[[ Text shown open ]]

For small businesses today communications skills are essential to making sure your team if working effectively. When team communication is working well, it creates a strong cohesive team in your office. This translates directly to your customers too. Effective internal communication also helps your employees be more productive in business and keep processes working like clockwork.

 

Bad Communication Skills

Everyone has worked in an office at one time where bad communication is prevalent in the office. Bad communication leads to employee frustrations and poor employee morale. Bad communication also has devastating effects on your customers too. Bad communication leads to missed deadlines, tasks not being done well, and missed goals in sales, etc.. This directly costs your company time and money.

Establishing Communication

Whether you are using your communication skills for peer-to-peer or manager to employee, good communication skills are essential to a well-run business. Here are some tips to get started with good communication.

 

Good communication between managers and employees are not elaborate and complicated. Good communications skills are based on these fundamentals:

 

  1. Interpreting body language
    Glen Wilson writes: “Where body language conflicts with the words that are being said, the body language will usually be the more truthful in the sense of revealing true feelings.”
  2. Listening Carefully
    Today with the fast pace of social media and everyone wanting to a superstar, the art of listening seems to have taken a back seat. Being quick to listen and slow to speak goes a very long ways. Listening for voice infections, verbal pauses and eye contact have been replaced with a generation of thumbs-ups icons and impersonal communication. Listening is a skill that enables you to catch details that other will miss and may be the difference between a long customer relationship or not getting the sale.

[[ Text shown closed ]]
[[ Excerpted records open ]]

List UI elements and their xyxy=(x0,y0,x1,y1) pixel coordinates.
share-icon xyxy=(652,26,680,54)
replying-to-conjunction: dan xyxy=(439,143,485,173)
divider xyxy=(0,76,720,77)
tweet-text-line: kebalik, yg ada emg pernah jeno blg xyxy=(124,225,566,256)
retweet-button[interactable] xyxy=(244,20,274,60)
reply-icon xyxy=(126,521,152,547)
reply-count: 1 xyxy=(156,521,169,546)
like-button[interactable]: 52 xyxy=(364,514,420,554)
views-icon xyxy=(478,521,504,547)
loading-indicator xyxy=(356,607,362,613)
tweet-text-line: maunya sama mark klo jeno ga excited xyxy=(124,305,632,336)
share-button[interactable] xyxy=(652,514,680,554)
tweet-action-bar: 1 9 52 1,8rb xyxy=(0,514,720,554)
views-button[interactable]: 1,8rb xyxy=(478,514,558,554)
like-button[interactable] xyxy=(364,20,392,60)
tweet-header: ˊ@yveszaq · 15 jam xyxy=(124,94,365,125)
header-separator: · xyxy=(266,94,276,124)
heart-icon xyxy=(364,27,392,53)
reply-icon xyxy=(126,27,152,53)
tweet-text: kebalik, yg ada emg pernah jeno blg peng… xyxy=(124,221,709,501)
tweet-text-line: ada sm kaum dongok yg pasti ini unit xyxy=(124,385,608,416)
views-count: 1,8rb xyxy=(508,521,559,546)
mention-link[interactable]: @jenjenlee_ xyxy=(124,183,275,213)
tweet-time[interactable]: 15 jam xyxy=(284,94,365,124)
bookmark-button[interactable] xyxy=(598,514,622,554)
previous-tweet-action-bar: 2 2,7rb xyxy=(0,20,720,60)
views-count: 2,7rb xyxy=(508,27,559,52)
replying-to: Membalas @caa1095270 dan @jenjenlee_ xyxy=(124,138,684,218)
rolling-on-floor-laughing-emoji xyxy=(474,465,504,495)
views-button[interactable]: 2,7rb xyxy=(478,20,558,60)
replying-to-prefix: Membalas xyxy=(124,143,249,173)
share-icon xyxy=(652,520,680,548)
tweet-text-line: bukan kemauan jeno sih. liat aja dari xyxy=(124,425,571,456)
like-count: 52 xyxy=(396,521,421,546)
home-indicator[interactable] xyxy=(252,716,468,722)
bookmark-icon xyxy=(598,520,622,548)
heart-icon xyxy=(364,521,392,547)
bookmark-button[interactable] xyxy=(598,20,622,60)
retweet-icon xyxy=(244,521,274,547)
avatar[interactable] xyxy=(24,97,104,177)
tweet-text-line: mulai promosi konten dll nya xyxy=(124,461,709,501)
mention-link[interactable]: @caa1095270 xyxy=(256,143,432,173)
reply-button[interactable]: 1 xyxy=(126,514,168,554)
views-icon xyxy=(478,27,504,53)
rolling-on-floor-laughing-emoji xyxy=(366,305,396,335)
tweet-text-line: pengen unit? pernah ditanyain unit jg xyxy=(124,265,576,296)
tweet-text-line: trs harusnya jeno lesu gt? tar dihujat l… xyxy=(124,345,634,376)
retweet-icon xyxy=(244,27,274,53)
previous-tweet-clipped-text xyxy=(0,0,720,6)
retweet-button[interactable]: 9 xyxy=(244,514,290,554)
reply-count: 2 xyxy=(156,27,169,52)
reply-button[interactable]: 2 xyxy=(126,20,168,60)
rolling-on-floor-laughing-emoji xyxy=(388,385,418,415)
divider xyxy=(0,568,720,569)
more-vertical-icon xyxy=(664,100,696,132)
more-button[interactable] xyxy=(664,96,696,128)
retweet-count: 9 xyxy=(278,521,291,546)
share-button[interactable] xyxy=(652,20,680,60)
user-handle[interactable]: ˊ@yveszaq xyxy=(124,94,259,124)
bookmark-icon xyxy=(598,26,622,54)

[[ Excerpted records closed ]]

** Required action **
Reproduce word for word the stretch of the article on communication skills for small businesses from "Good communication between" through "getting the sale.".

** Answer section **
Good communication between managers and employees are not elaborate and complicated. Good communications skills are based on these fundamentals:

 

  1. Interpreting body language
    Glen Wilson writes: “Where body language conflicts with the words that are being said, the body language will usually be the more truthful in the sense of revealing true feelings.”
  2. Listening Carefully
    Today with the fast pace of social media and everyone wanting to a superstar, the art of listening seems to have taken a back seat. Being quick to listen and slow to speak goes a very long ways. Listening for voice infections, verbal pauses and eye contact have been replaced with a generation of thumbs-ups icons and impersonal communication. Listening is a skill that enables you to catch details that other will miss and may be the difference between a long customer relationship or not getting the sale.